--- BEGIN Data for processing ---

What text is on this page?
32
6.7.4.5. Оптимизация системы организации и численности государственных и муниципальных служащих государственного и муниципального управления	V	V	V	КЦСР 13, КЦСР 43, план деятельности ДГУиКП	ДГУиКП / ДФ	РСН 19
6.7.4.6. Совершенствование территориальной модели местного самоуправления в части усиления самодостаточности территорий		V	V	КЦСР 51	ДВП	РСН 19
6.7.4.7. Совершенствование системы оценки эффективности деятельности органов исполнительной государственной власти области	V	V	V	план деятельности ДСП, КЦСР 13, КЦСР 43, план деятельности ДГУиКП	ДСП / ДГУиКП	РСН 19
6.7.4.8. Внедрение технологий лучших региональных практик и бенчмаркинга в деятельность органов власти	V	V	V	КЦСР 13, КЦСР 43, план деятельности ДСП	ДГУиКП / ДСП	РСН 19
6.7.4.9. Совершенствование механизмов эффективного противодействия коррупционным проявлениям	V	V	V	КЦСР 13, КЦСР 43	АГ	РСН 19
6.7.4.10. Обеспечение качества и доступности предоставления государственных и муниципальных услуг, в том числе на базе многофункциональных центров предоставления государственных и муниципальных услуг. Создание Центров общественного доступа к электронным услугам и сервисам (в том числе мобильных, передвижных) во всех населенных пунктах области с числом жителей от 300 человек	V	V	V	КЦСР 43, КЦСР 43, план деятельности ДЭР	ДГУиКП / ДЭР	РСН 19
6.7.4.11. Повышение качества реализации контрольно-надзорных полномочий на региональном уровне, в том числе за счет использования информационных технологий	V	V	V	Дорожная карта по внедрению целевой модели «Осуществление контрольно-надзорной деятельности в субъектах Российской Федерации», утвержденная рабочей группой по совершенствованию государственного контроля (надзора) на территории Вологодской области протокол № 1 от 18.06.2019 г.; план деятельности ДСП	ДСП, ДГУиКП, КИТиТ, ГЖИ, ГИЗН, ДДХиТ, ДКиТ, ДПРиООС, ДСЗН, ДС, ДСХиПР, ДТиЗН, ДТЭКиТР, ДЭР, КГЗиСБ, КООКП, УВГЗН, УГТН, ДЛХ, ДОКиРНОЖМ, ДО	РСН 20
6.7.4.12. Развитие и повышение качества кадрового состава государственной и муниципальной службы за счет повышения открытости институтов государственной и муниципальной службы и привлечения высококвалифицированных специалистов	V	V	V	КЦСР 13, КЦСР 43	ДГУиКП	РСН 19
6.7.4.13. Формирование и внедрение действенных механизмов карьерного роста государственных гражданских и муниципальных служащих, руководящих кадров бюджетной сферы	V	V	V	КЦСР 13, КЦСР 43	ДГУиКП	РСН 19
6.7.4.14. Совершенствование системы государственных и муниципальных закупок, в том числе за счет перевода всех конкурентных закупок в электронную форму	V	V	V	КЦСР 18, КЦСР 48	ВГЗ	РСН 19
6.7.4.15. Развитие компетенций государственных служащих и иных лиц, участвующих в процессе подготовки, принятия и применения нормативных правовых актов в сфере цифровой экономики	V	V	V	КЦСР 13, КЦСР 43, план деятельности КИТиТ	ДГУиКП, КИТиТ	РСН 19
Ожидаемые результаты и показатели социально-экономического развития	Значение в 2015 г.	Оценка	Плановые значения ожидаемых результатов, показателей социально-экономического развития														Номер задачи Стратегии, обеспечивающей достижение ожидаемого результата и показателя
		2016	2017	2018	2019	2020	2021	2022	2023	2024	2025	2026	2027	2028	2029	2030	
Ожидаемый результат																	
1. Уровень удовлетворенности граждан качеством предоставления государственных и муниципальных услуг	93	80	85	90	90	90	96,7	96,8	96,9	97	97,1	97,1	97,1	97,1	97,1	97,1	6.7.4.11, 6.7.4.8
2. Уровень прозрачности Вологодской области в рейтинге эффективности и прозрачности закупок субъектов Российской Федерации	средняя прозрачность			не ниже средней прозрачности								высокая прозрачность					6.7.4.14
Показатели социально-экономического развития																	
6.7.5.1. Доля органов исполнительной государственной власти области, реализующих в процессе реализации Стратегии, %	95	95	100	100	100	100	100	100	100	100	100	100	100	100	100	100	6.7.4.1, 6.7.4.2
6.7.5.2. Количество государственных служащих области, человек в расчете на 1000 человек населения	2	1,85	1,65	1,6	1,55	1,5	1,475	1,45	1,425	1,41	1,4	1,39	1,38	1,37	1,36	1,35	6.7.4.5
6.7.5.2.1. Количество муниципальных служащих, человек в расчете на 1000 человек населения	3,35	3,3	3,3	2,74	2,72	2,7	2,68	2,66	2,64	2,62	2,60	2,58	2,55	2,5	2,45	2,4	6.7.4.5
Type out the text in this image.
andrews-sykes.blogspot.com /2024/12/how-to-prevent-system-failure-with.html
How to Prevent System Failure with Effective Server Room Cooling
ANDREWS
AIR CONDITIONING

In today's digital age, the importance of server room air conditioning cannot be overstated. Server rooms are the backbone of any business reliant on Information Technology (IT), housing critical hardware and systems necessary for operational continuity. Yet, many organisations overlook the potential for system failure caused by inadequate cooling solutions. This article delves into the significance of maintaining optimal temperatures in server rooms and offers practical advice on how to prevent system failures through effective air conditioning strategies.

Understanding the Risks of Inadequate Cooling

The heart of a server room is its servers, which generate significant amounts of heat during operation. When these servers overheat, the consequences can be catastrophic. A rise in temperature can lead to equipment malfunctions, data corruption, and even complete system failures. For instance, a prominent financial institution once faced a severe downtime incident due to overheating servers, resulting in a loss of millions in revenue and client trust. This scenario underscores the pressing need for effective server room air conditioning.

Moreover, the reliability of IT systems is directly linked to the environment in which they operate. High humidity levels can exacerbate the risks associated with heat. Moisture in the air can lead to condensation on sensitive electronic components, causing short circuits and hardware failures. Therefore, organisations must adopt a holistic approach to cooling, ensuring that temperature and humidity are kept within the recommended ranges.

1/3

--- END Data for processing ---

-- What you will do --
Count how many lines in the data above hold the string "системы", and give the number with no other words.

-- Solved problem --
3